__Given problem__. Format the rows below as a JSON list of strings, one string per line and no blank lines, starting with the first row and going on through the line containing "legend-swatch xyxy=(366,700,394,729)". Include that line and nothing after it.

A run of records

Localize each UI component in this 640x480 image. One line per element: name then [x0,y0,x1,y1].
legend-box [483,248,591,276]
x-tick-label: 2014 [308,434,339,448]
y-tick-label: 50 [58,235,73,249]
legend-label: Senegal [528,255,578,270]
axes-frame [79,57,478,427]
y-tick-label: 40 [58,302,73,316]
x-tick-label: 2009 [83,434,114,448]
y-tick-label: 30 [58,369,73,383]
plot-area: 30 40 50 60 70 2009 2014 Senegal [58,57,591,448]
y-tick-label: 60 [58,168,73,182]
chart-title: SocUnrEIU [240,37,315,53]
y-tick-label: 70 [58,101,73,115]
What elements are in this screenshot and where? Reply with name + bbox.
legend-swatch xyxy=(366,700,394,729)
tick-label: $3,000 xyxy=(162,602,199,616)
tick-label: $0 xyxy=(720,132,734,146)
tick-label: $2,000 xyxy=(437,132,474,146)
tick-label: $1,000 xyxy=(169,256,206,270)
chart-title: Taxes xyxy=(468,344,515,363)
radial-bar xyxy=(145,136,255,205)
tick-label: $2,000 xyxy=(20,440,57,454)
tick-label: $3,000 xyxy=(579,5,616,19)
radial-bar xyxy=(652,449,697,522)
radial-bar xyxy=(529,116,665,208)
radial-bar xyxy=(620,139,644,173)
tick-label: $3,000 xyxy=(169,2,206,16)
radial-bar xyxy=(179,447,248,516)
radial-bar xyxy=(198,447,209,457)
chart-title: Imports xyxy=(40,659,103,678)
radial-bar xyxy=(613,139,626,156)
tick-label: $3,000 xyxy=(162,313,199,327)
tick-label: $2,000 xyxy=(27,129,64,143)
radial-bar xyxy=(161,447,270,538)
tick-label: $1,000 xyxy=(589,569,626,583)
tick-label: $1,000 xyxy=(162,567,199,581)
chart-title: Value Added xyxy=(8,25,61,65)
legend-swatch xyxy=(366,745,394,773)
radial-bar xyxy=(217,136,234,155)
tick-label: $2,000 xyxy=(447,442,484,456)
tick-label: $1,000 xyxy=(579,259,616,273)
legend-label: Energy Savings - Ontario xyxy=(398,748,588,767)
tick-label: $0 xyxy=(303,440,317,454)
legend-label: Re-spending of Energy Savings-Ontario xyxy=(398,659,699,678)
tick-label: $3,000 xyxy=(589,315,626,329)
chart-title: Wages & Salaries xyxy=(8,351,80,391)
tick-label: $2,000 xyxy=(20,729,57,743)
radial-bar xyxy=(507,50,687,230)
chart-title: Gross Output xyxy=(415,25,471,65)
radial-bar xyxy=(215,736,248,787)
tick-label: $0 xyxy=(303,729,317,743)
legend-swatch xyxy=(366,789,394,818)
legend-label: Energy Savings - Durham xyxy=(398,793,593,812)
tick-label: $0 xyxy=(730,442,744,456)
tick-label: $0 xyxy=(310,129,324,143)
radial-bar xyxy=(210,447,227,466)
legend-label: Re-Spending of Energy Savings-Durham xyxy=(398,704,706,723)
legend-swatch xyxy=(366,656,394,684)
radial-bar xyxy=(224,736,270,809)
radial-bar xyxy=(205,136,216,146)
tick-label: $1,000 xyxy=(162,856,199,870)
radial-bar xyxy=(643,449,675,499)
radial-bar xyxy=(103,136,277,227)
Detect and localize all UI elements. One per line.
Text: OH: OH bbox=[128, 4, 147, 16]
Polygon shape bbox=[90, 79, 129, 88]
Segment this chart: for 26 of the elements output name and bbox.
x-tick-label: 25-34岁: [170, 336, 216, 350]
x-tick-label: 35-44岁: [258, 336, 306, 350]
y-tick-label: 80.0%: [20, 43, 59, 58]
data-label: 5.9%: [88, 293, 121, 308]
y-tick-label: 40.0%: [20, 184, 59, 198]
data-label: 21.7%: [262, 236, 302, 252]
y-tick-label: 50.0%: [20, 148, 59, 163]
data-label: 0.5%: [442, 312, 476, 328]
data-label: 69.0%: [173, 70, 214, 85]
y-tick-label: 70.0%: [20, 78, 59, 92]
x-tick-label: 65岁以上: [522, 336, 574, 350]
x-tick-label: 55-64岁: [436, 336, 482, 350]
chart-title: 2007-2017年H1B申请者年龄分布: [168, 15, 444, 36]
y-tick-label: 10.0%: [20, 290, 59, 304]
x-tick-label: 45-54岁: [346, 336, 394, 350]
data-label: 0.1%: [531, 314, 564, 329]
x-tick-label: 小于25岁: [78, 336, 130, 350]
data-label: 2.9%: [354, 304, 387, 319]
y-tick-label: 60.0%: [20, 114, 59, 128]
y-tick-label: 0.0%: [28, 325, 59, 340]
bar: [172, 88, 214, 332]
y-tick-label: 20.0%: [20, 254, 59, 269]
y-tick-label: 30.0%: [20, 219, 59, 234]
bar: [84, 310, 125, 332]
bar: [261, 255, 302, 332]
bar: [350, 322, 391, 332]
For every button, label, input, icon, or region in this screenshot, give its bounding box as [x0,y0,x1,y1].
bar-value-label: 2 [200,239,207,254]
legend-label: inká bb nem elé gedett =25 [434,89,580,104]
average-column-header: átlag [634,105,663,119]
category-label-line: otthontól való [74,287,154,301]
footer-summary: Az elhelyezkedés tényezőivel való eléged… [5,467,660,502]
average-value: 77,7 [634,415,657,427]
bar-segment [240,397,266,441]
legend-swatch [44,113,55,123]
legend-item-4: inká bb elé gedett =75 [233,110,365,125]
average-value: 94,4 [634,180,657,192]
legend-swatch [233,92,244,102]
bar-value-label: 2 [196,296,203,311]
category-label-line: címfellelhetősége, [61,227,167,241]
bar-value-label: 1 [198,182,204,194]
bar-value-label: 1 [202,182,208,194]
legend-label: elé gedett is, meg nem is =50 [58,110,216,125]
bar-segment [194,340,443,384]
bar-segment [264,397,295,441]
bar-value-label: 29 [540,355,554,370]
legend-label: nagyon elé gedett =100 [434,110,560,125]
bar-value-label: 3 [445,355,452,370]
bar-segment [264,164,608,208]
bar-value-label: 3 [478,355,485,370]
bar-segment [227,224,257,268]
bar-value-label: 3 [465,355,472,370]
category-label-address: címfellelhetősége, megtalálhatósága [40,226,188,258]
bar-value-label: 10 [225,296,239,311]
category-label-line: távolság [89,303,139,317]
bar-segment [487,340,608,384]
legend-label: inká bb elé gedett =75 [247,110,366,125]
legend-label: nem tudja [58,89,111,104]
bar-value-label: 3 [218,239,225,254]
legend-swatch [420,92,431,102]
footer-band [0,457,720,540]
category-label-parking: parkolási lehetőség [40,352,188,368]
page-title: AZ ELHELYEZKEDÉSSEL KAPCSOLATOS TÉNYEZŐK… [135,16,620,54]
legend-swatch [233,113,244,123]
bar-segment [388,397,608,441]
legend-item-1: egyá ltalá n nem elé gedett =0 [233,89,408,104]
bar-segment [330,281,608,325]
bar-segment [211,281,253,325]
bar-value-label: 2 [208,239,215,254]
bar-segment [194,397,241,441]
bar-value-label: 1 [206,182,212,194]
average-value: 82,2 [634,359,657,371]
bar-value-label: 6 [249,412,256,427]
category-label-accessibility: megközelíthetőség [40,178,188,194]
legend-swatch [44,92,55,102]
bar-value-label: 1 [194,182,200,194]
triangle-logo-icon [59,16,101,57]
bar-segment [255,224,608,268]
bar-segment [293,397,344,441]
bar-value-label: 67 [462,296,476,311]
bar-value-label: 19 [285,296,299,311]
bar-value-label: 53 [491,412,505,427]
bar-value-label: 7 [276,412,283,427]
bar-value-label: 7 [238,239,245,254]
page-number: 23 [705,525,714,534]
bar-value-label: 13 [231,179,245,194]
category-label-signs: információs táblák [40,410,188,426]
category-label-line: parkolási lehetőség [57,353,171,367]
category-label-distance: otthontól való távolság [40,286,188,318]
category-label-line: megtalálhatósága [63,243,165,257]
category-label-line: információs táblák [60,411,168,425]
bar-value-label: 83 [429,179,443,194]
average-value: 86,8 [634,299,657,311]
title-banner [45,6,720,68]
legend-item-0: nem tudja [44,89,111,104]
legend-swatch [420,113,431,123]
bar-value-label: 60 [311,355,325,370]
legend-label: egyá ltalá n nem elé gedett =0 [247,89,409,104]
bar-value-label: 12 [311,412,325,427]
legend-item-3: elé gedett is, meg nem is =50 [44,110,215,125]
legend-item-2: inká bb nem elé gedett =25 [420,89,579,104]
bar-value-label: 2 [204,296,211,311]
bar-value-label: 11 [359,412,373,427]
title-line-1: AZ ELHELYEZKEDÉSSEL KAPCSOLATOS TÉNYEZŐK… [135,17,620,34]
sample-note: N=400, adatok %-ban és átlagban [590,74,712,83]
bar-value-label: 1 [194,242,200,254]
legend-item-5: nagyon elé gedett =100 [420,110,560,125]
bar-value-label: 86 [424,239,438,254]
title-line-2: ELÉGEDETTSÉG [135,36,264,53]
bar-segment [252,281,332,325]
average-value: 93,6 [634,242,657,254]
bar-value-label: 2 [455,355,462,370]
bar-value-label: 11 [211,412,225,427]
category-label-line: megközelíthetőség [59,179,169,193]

__Reply to the exercise__.
[
  "Localize each UI component in this 640x480 image. One line per element: name then [x0,y0,x1,y1].",
  "legend-box [483,248,591,276]",
  "x-tick-label: 2014 [308,434,339,448]",
  "y-tick-label: 50 [58,235,73,249]",
  "legend-label: Senegal [528,255,578,270]",
  "axes-frame [79,57,478,427]",
  "y-tick-label: 40 [58,302,73,316]",
  "x-tick-label: 2009 [83,434,114,448]",
  "y-tick-label: 30 [58,369,73,383]",
  "plot-area: 30 40 50 60 70 2009 2014 Senegal [58,57,591,448]",
  "y-tick-label: 60 [58,168,73,182]",
  "chart-title: SocUnrEIU [240,37,315,53]",
  "y-tick-label: 70 [58,101,73,115]",
  "What elements are in this screenshot and where? Reply with name + bbox.",
  "legend-swatch xyxy=(366,700,394,729)"
]